===== INFORMATION GIVEN =====

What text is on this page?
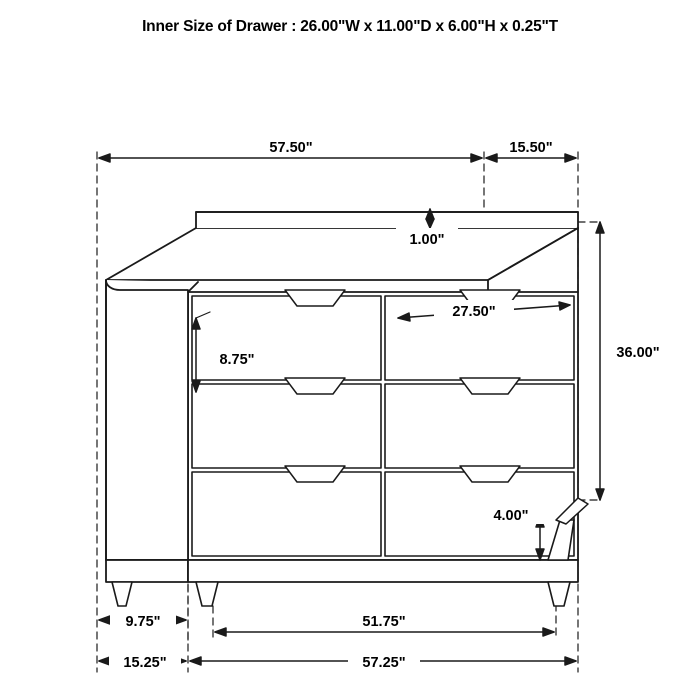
Inner Size of Drawer : 26.00"W x 11.00"D x 6.00"H x 0.25"T
57.50"	15.50"
1.00"
27.50"
8.75"	36.00"
4.00"
9.75"
15.25"
51.75"
57.25"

=====

EXERCISE —
All of the lines above should be printed exactly, minus the pictures.

ANSWER TO THIS TASK —
What text is on this page?
Inner Size of Drawer : 26.00"W x 11.00"D x 6.00"H x 0.25"T
57.50"	15.50"
1.00"
27.50"
8.75"	36.00"
4.00"
9.75"
15.25"
51.75"
57.25"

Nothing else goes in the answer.